Exercise instructions =>
Reproduce the records below exactly as given.

Supplied material =>
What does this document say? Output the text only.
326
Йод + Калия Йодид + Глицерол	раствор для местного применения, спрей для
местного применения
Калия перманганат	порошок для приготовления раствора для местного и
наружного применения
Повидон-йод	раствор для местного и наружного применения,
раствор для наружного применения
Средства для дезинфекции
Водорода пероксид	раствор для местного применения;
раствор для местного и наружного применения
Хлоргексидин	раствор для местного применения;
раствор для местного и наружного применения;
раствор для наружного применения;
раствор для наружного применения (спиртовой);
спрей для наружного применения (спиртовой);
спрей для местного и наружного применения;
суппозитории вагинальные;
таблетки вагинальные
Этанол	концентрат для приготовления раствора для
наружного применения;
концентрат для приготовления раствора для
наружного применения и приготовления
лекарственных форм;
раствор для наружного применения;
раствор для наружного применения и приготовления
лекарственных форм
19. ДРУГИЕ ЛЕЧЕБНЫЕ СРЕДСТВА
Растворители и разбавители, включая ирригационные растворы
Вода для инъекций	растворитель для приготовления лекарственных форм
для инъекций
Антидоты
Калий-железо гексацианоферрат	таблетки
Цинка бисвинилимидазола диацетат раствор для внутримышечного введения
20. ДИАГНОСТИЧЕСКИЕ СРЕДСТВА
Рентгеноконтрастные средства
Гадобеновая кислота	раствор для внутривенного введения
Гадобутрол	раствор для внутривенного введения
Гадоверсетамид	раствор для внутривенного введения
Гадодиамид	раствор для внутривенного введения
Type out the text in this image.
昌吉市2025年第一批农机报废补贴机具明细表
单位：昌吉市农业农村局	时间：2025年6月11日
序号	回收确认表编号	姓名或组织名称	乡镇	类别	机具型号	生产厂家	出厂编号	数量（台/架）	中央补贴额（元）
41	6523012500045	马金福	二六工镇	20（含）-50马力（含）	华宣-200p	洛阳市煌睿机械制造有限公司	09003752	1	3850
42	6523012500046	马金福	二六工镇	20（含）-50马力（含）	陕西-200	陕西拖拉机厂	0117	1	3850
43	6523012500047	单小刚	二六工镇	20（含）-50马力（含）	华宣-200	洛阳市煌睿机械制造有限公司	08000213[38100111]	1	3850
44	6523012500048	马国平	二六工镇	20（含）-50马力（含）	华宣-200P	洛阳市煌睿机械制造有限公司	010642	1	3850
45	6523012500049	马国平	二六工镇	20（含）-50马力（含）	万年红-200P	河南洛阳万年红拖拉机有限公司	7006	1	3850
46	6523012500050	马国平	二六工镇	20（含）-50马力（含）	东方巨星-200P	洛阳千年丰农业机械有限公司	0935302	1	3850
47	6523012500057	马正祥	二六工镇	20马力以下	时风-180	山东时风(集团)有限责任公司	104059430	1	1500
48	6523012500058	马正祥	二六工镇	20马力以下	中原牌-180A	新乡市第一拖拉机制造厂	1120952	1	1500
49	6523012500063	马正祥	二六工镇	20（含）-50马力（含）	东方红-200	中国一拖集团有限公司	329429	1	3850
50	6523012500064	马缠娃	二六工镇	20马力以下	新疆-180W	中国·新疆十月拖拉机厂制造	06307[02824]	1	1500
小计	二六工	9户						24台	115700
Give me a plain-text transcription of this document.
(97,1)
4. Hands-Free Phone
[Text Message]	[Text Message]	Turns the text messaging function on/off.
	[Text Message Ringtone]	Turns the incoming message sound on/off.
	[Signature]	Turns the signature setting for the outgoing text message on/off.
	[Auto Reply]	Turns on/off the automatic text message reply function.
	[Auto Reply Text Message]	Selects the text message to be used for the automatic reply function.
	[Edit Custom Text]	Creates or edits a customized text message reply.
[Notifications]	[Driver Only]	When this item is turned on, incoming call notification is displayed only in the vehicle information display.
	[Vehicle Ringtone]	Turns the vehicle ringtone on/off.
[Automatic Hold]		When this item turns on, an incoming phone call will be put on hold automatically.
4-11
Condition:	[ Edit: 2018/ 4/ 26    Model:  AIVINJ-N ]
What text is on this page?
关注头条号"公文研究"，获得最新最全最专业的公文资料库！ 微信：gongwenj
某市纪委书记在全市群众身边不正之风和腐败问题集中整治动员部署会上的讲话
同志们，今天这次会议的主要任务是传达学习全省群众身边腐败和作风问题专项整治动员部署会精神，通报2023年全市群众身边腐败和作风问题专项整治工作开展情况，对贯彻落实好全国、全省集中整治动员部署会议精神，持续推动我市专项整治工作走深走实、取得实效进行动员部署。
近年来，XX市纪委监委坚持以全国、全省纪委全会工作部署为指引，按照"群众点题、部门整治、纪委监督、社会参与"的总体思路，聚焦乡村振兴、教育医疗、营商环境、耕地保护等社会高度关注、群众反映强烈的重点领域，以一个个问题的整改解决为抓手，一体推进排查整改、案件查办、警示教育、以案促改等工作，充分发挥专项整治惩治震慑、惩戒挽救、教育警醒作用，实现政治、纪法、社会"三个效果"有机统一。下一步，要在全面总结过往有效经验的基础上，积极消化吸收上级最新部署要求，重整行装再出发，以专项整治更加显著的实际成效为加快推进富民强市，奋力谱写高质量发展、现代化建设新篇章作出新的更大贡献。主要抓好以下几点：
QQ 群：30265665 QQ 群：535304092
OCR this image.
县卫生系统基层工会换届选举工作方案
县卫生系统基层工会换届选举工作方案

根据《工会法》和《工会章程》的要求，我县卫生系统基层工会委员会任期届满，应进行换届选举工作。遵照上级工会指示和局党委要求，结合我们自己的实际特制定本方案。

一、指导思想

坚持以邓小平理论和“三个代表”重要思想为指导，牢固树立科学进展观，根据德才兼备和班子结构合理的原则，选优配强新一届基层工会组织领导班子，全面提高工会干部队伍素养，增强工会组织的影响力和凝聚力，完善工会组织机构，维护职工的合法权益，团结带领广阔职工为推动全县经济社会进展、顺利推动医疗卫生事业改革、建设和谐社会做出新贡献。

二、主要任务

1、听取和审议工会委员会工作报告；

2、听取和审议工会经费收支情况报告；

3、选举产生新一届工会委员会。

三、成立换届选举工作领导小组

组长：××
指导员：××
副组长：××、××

Task answer =>
What does this document say? Output the text only.
326
Йод + Калия Йодид + Глицерол	раствор для местного применения, спрей для
местного применения
Калия перманганат	порошок для приготовления раствора для местного и
наружного применения
Повидон-йод	раствор для местного и наружного применения,
раствор для наружного применения
Средства для дезинфекции
Водорода пероксид	раствор для местного применения;
раствор для местного и наружного применения
Хлоргексидин	раствор для местного применения;
раствор для местного и наружного применения;
раствор для наружного применения;
раствор для наружного применения (спиртовой);
спрей для наружного применения (спиртовой);
спрей для местного и наружного применения;
суппозитории вагинальные;
таблетки вагинальные
Этанол	концентрат для приготовления раствора для
наружного применения;
концентрат для приготовления раствора для
наружного применения и приготовления
лекарственных форм;
раствор для наружного применения;
раствор для наружного применения и приготовления
лекарственных форм
19. ДРУГИЕ ЛЕЧЕБНЫЕ СРЕДСТВА
Растворители и разбавители, включая ирригационные растворы
Вода для инъекций	растворитель для приготовления лекарственных форм
для инъекций
Антидоты
Калий-железо гексацианоферрат	таблетки
Цинка бисвинилимидазола диацетат раствор для внутримышечного введения
20. ДИАГНОСТИЧЕСКИЕ СРЕДСТВА
Рентгеноконтрастные средства
Гадобеновая кислота	раствор для внутривенного введения
Гадобутрол	раствор для внутривенного введения
Гадоверсетамид	раствор для внутривенного введения
Гадодиамид	раствор для внутривенного введения
Type out the text in this image.
昌吉市2025年第一批农机报废补贴机具明细表
单位：昌吉市农业农村局	时间：2025年6月11日
序号	回收确认表编号	姓名或组织名称	乡镇	类别	机具型号	生产厂家	出厂编号	数量（台/架）	中央补贴额（元）
41	6523012500045	马金福	二六工镇	20（含）-50马力（含）	华宣-200p	洛阳市煌睿机械制造有限公司	09003752	1	3850
42	6523012500046	马金福	二六工镇	20（含）-50马力（含）	陕西-200	陕西拖拉机厂	0117	1	3850
43	6523012500047	单小刚	二六工镇	20（含）-50马力（含）	华宣-200	洛阳市煌睿机械制造有限公司	08000213[38100111]	1	3850
44	6523012500048	马国平	二六工镇	20（含）-50马力（含）	华宣-200P	洛阳市煌睿机械制造有限公司	010642	1	3850
45	6523012500049	马国平	二六工镇	20（含）-50马力（含）	万年红-200P	河南洛阳万年红拖拉机有限公司	7006	1	3850
46	6523012500050	马国平	二六工镇	20（含）-50马力（含）	东方巨星-200P	洛阳千年丰农业机械有限公司	0935302	1	3850
47	6523012500057	马正祥	二六工镇	20马力以下	时风-180	山东时风(集团)有限责任公司	104059430	1	1500
48	6523012500058	马正祥	二六工镇	20马力以下	中原牌-180A	新乡市第一拖拉机制造厂	1120952	1	1500
49	6523012500063	马正祥	二六工镇	20（含）-50马力（含）	东方红-200	中国一拖集团有限公司	329429	1	3850
50	6523012500064	马缠娃	二六工镇	20马力以下	新疆-180W	中国·新疆十月拖拉机厂制造	06307[02824]	1	1500
小计	二六工	9户						24台	115700
Give me a plain-text transcription of this document.
(97,1)
4. Hands-Free Phone
[Text Message]	[Text Message]	Turns the text messaging function on/off.
	[Text Message Ringtone]	Turns the incoming message sound on/off.
	[Signature]	Turns the signature setting for the outgoing text message on/off.
	[Auto Reply]	Turns on/off the automatic text message reply function.
	[Auto Reply Text Message]	Selects the text message to be used for the automatic reply function.
	[Edit Custom Text]	Creates or edits a customized text message reply.
[Notifications]	[Driver Only]	When this item is turned on, incoming call notification is displayed only in the vehicle information display.
	[Vehicle Ringtone]	Turns the vehicle ringtone on/off.
[Automatic Hold]		When this item turns on, an incoming phone call will be put on hold automatically.
4-11
Condition:	[ Edit: 2018/ 4/ 26    Model:  AIVINJ-N ]
What text is on this page?
关注头条号"公文研究"，获得最新最全最专业的公文资料库！ 微信：gongwenj
某市纪委书记在全市群众身边不正之风和腐败问题集中整治动员部署会上的讲话
同志们，今天这次会议的主要任务是传达学习全省群众身边腐败和作风问题专项整治动员部署会精神，通报2023年全市群众身边腐败和作风问题专项整治工作开展情况，对贯彻落实好全国、全省集中整治动员部署会议精神，持续推动我市专项整治工作走深走实、取得实效进行动员部署。
近年来，XX市纪委监委坚持以全国、全省纪委全会工作部署为指引，按照"群众点题、部门整治、纪委监督、社会参与"的总体思路，聚焦乡村振兴、教育医疗、营商环境、耕地保护等社会高度关注、群众反映强烈的重点领域，以一个个问题的整改解决为抓手，一体推进排查整改、案件查办、警示教育、以案促改等工作，充分发挥专项整治惩治震慑、惩戒挽救、教育警醒作用，实现政治、纪法、社会"三个效果"有机统一。下一步，要在全面总结过往有效经验的基础上，积极消化吸收上级最新部署要求，重整行装再出发，以专项整治更加显著的实际成效为加快推进富民强市，奋力谱写高质量发展、现代化建设新篇章作出新的更大贡献。主要抓好以下几点：
QQ 群：30265665 QQ 群：535304092
OCR this image.
县卫生系统基层工会换届选举工作方案
县卫生系统基层工会换届选举工作方案

根据《工会法》和《工会章程》的要求，我县卫生系统基层工会委员会任期届满，应进行换届选举工作。遵照上级工会指示和局党委要求，结合我们自己的实际特制定本方案。

一、指导思想

坚持以邓小平理论和“三个代表”重要思想为指导，牢固树立科学进展观，根据德才兼备和班子结构合理的原则，选优配强新一届基层工会组织领导班子，全面提高工会干部队伍素养，增强工会组织的影响力和凝聚力，完善工会组织机构，维护职工的合法权益，团结带领广阔职工为推动全县经济社会进展、顺利推动医疗卫生事业改革、建设和谐社会做出新贡献。

二、主要任务

1、听取和审议工会委员会工作报告；

2、听取和审议工会经费收支情况报告；

3、选举产生新一届工会委员会。

三、成立换届选举工作领导小组

组长：××
指导员：××
副组长：××、××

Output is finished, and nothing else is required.